*** Exercise data Section Begins ***

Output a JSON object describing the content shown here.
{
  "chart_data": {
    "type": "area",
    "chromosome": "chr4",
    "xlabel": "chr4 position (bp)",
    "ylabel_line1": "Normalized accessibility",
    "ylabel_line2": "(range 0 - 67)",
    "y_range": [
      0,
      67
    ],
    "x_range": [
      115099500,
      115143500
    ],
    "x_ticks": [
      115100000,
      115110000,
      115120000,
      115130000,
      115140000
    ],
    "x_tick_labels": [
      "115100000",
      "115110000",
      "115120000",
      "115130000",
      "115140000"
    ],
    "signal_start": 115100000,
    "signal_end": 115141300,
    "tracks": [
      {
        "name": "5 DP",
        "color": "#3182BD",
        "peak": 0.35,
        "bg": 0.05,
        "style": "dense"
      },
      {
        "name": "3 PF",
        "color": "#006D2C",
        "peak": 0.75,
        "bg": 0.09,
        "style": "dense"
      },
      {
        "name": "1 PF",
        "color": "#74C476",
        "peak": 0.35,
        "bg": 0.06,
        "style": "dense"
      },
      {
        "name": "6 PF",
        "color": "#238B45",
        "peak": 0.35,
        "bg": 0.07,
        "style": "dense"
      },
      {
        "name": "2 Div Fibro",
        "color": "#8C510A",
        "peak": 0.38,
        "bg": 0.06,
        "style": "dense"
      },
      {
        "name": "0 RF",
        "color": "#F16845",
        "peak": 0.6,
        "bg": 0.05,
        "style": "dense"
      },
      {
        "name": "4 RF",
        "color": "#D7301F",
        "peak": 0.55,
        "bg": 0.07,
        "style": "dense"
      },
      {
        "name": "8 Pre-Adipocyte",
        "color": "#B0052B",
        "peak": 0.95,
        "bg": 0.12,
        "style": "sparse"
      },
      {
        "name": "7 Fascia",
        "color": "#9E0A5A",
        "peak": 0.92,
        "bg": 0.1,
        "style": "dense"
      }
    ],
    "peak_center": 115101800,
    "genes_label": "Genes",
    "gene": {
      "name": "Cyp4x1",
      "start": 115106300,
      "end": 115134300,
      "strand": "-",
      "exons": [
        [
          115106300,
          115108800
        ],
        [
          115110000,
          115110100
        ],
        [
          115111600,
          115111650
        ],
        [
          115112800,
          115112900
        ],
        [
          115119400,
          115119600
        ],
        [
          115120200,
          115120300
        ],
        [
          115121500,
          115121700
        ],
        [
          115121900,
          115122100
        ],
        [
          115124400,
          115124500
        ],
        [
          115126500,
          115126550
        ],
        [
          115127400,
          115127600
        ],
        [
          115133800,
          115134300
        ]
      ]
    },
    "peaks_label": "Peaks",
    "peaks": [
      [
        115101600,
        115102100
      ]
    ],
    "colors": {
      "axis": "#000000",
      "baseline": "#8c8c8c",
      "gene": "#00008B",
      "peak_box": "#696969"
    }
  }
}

*** Exercise data Section Ends ***

The data above should be returned exactly as written.

* Task output:
Output a JSON object describing the content shown here.
{
  "chart_data": {
    "type": "area",
    "chromosome": "chr4",
    "xlabel": "chr4 position (bp)",
    "ylabel_line1": "Normalized accessibility",
    "ylabel_line2": "(range 0 - 67)",
    "y_range": [
      0,
      67
    ],
    "x_range": [
      115099500,
      115143500
    ],
    "x_ticks": [
      115100000,
      115110000,
      115120000,
      115130000,
      115140000
    ],
    "x_tick_labels": [
      "115100000",
      "115110000",
      "115120000",
      "115130000",
      "115140000"
    ],
    "signal_start": 115100000,
    "signal_end": 115141300,
    "tracks": [
      {
        "name": "5 DP",
        "color": "#3182BD",
        "peak": 0.35,
        "bg": 0.05,
        "style": "dense"
      },
      {
        "name": "3 PF",
        "color": "#006D2C",
        "peak": 0.75,
        "bg": 0.09,
        "style": "dense"
      },
      {
        "name": "1 PF",
        "color": "#74C476",
        "peak": 0.35,
        "bg": 0.06,
        "style": "dense"
      },
      {
        "name": "6 PF",
        "color": "#238B45",
        "peak": 0.35,
        "bg": 0.07,
        "style": "dense"
      },
      {
        "name": "2 Div Fibro",
        "color": "#8C510A",
        "peak": 0.38,
        "bg": 0.06,
        "style": "dense"
      },
      {
        "name": "0 RF",
        "color": "#F16845",
        "peak": 0.6,
        "bg": 0.05,
        "style": "dense"
      },
      {
        "name": "4 RF",
        "color": "#D7301F",
        "peak": 0.55,
        "bg": 0.07,
        "style": "dense"
      },
      {
        "name": "8 Pre-Adipocyte",
        "color": "#B0052B",
        "peak": 0.95,
        "bg": 0.12,
        "style": "sparse"
      },
      {
        "name": "7 Fascia",
        "color": "#9E0A5A",
        "peak": 0.92,
        "bg": 0.1,
        "style": "dense"
      }
    ],
    "peak_center": 115101800,
    "genes_label": "Genes",
    "gene": {
      "name": "Cyp4x1",
      "start": 115106300,
      "end": 115134300,
      "strand": "-",
      "exons": [
        [
          115106300,
          115108800
        ],
        [
          115110000,
          115110100
        ],
        [
          115111600,
          115111650
        ],
        [
          115112800,
          115112900
        ],
        [
          115119400,
          115119600
        ],
        [
          115120200,
          115120300
        ],
        [
          115121500,
          115121700
        ],
        [
          115121900,
          115122100
        ],
        [
          115124400,
          115124500
        ],
        [
          115126500,
          115126550
        ],
        [
          115127400,
          115127600
        ],
        [
          115133800,
          115134300
        ]
      ]
    },
    "peaks_label": "Peaks",
    "peaks": [
      [
        115101600,
        115102100
      ]
    ],
    "colors": {
      "axis": "#000000",
      "baseline": "#8c8c8c",
      "gene": "#00008B",
      "peak_box": "#696969"
    }
  }
}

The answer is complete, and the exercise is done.